Directive: Copy out every line that contains "Привет".

Data for this exercise:
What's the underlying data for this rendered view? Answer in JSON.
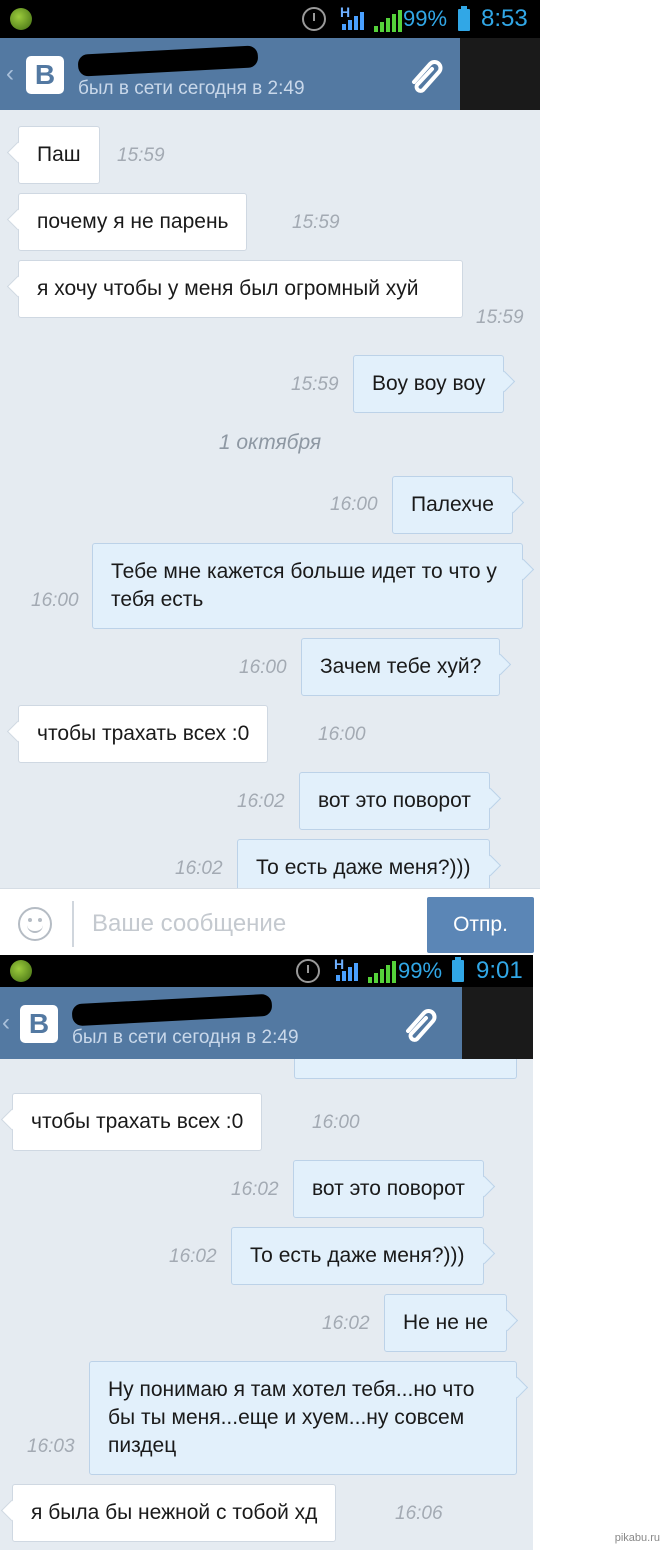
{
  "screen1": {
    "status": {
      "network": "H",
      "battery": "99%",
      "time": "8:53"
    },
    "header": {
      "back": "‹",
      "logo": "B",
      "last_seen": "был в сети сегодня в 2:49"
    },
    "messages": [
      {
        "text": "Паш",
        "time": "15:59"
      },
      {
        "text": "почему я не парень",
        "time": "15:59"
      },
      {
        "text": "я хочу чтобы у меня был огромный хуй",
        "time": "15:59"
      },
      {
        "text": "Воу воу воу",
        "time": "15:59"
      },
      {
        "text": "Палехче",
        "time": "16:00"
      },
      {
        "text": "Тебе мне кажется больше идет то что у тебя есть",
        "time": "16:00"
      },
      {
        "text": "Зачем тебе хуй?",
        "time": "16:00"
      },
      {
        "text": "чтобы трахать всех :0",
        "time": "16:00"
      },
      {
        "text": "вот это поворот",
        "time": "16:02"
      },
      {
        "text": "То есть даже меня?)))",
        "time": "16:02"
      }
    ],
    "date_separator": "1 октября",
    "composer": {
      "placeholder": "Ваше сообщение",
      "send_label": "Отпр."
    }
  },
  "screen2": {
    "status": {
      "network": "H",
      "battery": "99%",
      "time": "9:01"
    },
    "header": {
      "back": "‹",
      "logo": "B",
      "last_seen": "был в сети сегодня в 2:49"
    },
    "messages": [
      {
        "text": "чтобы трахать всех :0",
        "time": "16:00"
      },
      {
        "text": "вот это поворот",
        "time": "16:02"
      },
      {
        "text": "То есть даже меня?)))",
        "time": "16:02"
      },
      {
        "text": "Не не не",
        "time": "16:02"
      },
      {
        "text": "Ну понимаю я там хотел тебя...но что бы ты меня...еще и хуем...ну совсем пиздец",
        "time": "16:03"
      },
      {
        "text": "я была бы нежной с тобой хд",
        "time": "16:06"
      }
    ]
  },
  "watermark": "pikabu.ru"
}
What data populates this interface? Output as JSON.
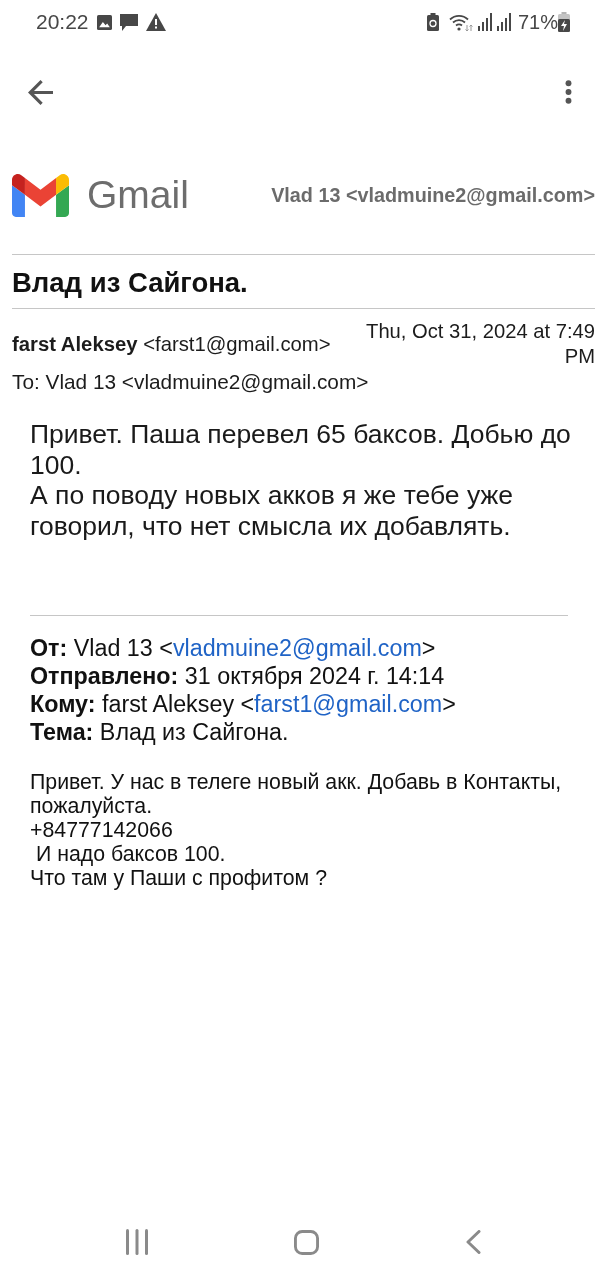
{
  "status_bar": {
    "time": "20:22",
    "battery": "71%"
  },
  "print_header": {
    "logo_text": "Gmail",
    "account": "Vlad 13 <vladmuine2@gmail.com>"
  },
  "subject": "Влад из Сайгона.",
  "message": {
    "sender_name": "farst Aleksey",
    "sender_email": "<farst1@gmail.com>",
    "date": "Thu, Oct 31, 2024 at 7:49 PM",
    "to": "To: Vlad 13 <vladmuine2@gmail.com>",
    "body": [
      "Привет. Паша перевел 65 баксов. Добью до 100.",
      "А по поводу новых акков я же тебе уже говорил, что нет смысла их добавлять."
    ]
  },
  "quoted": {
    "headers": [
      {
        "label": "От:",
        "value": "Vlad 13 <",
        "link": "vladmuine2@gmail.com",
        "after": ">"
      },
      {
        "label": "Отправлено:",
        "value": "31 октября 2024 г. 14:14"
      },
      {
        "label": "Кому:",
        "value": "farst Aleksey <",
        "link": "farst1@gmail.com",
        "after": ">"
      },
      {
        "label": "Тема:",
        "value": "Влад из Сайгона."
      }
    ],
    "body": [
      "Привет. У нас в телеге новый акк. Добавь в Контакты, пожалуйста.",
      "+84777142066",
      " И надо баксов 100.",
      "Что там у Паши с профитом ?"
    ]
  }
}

---

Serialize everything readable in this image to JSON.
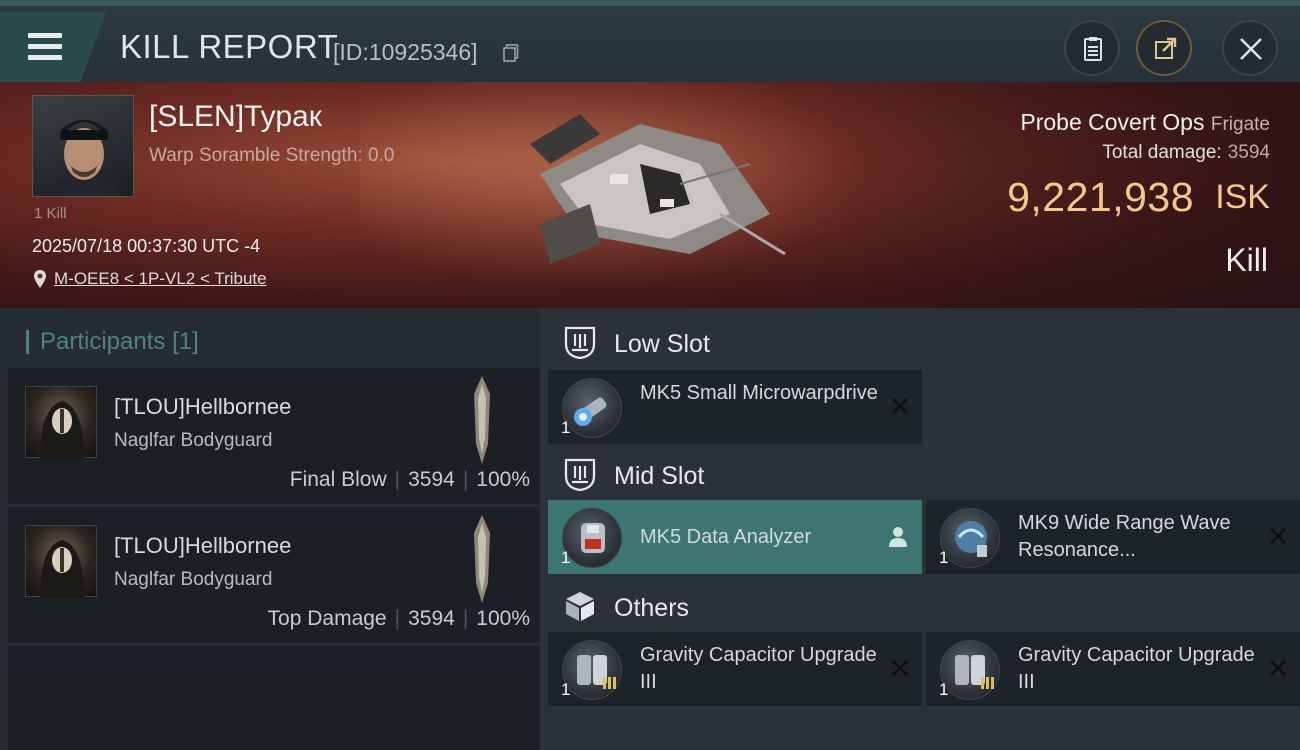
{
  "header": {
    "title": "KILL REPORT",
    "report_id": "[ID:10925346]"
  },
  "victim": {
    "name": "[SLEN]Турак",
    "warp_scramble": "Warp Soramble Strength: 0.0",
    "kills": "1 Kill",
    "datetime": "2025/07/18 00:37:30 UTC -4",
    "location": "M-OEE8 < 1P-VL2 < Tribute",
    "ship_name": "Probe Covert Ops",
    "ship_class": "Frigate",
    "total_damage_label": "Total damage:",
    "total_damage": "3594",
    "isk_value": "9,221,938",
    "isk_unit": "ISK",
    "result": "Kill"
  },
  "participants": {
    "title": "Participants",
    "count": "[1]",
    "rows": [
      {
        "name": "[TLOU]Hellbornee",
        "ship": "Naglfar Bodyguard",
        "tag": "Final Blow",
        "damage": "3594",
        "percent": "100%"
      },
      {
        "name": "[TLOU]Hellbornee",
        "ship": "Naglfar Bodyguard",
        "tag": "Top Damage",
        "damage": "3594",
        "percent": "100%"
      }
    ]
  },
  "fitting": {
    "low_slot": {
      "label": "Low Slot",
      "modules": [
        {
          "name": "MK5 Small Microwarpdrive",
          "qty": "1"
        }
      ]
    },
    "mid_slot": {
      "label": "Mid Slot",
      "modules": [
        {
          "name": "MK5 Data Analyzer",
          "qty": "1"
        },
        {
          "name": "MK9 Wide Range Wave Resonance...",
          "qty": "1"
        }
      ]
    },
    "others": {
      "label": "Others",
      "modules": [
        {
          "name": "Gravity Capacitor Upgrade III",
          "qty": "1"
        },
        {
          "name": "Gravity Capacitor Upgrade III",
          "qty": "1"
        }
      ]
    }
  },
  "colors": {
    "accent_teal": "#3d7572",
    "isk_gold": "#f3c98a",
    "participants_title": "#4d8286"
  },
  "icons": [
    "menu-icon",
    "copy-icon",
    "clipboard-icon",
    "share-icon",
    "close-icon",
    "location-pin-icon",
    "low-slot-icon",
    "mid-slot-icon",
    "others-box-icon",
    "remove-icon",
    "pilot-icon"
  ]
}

The completed task:
      "Привет. Паша перевел 65 баксов. Добью до 100.",
      "Привет. У нас в телеге новый акк. Добавь в Контакты, пожалуйста.",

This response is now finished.